— begin DATA SUPPLIED —

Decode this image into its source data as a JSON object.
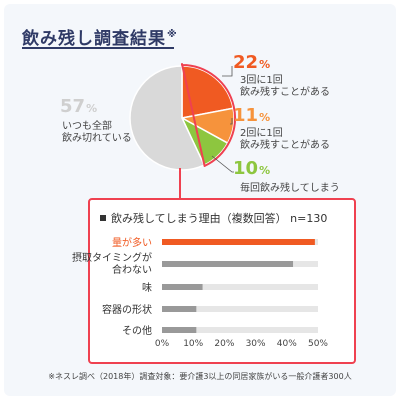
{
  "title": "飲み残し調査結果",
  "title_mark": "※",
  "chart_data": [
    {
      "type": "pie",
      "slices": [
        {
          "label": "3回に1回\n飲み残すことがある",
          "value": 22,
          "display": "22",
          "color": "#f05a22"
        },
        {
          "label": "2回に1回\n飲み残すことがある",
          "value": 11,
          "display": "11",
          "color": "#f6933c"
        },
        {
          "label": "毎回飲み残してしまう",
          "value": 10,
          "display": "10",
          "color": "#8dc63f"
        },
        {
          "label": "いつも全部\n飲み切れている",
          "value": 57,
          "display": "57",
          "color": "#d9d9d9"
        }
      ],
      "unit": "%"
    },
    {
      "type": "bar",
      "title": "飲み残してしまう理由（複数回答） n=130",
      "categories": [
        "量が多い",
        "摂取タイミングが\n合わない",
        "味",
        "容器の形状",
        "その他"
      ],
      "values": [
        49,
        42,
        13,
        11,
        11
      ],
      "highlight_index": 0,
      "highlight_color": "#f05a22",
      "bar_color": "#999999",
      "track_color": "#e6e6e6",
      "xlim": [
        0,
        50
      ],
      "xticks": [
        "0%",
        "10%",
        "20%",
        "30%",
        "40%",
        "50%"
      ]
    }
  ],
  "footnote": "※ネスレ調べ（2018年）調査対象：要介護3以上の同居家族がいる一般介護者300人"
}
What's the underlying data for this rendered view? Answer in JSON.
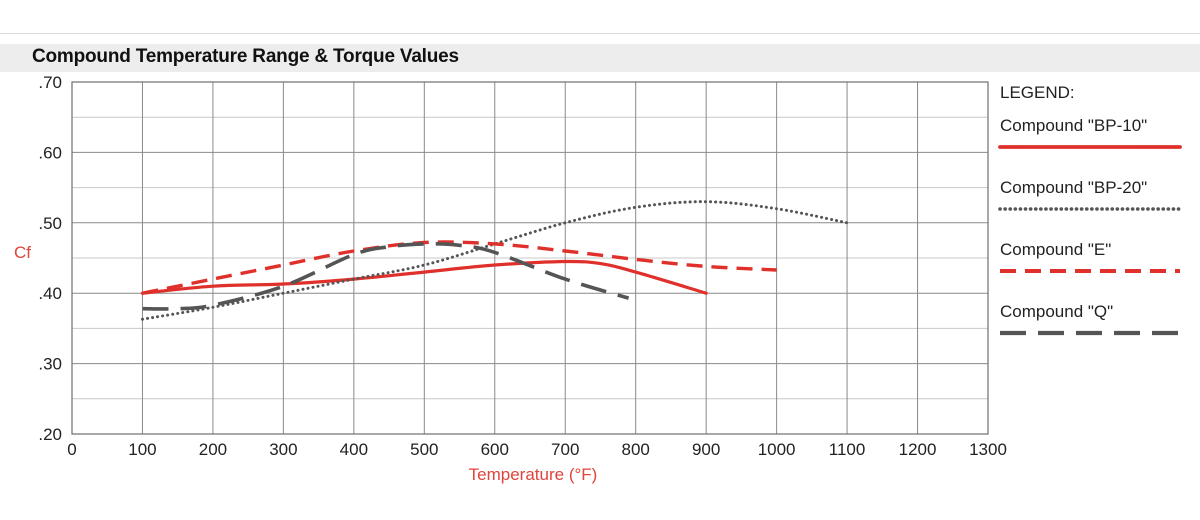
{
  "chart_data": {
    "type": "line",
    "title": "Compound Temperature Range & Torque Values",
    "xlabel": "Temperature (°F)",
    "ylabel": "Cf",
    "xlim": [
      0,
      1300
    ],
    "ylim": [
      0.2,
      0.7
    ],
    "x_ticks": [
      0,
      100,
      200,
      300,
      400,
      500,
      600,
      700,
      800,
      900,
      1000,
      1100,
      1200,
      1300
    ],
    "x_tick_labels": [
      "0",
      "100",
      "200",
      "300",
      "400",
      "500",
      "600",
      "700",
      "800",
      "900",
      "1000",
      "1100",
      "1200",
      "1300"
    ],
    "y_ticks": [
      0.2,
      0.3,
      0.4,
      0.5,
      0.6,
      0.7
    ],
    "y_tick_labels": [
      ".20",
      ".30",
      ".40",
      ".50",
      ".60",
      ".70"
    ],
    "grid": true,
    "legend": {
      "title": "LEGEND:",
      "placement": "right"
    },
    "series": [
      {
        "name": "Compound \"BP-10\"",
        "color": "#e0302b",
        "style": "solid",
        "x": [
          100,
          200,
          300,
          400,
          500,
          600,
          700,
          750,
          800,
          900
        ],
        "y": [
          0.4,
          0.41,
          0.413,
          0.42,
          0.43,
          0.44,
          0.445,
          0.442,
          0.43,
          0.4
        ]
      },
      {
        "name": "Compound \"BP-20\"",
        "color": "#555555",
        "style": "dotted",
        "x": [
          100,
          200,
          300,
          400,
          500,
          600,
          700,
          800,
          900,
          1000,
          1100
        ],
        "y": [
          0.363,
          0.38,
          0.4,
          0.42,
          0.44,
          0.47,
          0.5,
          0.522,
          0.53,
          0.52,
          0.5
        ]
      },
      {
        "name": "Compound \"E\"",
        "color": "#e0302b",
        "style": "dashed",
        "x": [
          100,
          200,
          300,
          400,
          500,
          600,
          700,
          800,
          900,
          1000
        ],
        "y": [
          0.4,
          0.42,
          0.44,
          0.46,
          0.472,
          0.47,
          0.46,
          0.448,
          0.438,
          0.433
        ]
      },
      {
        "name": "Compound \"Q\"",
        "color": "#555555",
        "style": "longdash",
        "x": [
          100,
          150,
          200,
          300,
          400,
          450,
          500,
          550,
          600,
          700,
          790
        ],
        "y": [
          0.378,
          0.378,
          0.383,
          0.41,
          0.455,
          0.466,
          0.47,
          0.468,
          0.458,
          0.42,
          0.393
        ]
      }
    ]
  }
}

— end DATA SUPPLIED —

> DIRECTIONS FOR THIS TASK
Pull out every line containing "style".

> EXERCISE ANSWER
        "style": "solid",
        "style": "dotted",
        "style": "dashed",
        "style": "longdash",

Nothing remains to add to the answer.